=== STORED DATA ===

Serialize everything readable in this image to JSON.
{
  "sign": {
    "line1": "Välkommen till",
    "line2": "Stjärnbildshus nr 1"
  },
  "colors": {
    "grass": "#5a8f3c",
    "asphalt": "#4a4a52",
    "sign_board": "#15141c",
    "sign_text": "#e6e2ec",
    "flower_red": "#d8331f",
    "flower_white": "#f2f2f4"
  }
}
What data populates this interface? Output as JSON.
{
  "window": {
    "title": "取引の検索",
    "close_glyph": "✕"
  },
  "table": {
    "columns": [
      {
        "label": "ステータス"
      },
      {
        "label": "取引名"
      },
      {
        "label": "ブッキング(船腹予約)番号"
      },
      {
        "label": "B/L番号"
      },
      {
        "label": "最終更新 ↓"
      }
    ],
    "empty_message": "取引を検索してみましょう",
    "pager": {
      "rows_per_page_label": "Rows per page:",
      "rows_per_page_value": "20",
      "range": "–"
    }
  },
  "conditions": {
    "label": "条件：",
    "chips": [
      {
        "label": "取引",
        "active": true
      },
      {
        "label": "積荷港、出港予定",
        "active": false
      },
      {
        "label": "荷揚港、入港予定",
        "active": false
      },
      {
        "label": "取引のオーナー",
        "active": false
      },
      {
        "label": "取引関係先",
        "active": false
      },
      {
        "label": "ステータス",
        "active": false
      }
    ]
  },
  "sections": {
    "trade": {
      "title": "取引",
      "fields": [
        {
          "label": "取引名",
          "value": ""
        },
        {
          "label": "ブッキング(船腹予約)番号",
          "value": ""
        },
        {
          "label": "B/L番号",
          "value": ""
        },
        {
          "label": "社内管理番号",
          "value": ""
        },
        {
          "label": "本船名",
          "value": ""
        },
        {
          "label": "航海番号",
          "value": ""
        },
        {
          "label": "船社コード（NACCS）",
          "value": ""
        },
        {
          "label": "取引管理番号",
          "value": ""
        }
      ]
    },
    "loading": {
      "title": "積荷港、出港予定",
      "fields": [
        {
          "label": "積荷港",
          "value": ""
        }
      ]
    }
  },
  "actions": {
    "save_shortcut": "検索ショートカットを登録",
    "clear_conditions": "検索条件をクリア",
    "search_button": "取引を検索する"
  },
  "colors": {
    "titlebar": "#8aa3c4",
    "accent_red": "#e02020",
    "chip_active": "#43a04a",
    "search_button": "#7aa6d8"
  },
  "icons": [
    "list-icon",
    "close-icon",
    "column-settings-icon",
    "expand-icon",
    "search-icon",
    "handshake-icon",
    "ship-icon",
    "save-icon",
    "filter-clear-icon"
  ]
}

===

PROBLEM ->
Please give back all of the records exactly as written.

COMPLETE ANSWER ->
Serialize everything readable in this image to JSON.
{
  "sign": {
    "line1": "Välkommen till",
    "line2": "Stjärnbildshus nr 1"
  },
  "colors": {
    "grass": "#5a8f3c",
    "asphalt": "#4a4a52",
    "sign_board": "#15141c",
    "sign_text": "#e6e2ec",
    "flower_red": "#d8331f",
    "flower_white": "#f2f2f4"
  }
}
What data populates this interface? Output as JSON.
{
  "window": {
    "title": "取引の検索",
    "close_glyph": "✕"
  },
  "table": {
    "columns": [
      {
        "label": "ステータス"
      },
      {
        "label": "取引名"
      },
      {
        "label": "ブッキング(船腹予約)番号"
      },
      {
        "label": "B/L番号"
      },
      {
        "label": "最終更新 ↓"
      }
    ],
    "empty_message": "取引を検索してみましょう",
    "pager": {
      "rows_per_page_label": "Rows per page:",
      "rows_per_page_value": "20",
      "range": "–"
    }
  },
  "conditions": {
    "label": "条件：",
    "chips": [
      {
        "label": "取引",
        "active": true
      },
      {
        "label": "積荷港、出港予定",
        "active": false
      },
      {
        "label": "荷揚港、入港予定",
        "active": false
      },
      {
        "label": "取引のオーナー",
        "active": false
      },
      {
        "label": "取引関係先",
        "active": false
      },
      {
        "label": "ステータス",
        "active": false
      }
    ]
  },
  "sections": {
    "trade": {
      "title": "取引",
      "fields": [
        {
          "label": "取引名",
          "value": ""
        },
        {
          "label": "ブッキング(船腹予約)番号",
          "value": ""
        },
        {
          "label": "B/L番号",
          "value": ""
        },
        {
          "label": "社内管理番号",
          "value": ""
        },
        {
          "label": "本船名",
          "value": ""
        },
        {
          "label": "航海番号",
          "value": ""
        },
        {
          "label": "船社コード（NACCS）",
          "value": ""
        },
        {
          "label": "取引管理番号",
          "value": ""
        }
      ]
    },
    "loading": {
      "title": "積荷港、出港予定",
      "fields": [
        {
          "label": "積荷港",
          "value": ""
        }
      ]
    }
  },
  "actions": {
    "save_shortcut": "検索ショートカットを登録",
    "clear_conditions": "検索条件をクリア",
    "search_button": "取引を検索する"
  },
  "colors": {
    "titlebar": "#8aa3c4",
    "accent_red": "#e02020",
    "chip_active": "#43a04a",
    "search_button": "#7aa6d8"
  },
  "icons": [
    "list-icon",
    "close-icon",
    "column-settings-icon",
    "expand-icon",
    "search-icon",
    "handshake-icon",
    "ship-icon",
    "save-icon",
    "filter-clear-icon"
  ]
}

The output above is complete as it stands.